## EXERCISE
List each line of the data in which the string "sudurilor" appears.

-- begin --

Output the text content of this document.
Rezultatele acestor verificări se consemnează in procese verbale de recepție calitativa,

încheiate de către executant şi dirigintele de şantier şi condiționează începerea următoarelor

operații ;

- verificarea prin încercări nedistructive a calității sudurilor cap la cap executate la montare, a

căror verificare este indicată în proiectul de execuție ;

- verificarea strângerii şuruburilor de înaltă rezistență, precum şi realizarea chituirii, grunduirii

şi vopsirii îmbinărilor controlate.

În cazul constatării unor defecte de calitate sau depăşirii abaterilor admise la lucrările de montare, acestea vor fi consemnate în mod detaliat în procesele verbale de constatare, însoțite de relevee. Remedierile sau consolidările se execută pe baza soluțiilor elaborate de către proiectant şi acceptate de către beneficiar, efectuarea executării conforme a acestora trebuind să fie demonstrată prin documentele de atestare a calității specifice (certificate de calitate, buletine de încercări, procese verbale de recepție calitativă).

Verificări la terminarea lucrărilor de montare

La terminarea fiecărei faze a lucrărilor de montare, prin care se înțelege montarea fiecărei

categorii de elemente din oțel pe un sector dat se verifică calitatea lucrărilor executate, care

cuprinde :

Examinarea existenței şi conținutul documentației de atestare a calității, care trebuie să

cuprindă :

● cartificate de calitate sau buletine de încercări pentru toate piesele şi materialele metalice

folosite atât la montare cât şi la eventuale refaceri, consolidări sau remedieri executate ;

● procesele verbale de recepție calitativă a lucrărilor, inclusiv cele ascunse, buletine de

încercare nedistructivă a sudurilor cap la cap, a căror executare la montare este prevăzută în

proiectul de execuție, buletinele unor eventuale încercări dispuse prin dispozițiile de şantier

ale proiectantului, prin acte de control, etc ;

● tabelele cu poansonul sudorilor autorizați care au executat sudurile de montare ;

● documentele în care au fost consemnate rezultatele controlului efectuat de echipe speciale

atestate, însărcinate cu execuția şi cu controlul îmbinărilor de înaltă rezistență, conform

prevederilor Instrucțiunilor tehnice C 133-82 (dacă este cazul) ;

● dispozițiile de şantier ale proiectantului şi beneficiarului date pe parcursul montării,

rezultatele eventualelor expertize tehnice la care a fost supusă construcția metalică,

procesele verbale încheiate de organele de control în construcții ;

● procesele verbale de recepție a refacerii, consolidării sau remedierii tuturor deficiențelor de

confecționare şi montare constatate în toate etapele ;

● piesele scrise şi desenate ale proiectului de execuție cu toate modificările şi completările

-- end --

## EXPECTED ANSWER
- verificarea prin încercări nedistructive a calității sudurilor cap la cap executate la montare, a
încercare nedistructivă a sudurilor cap la cap, a căror executare la montare este prevăzută în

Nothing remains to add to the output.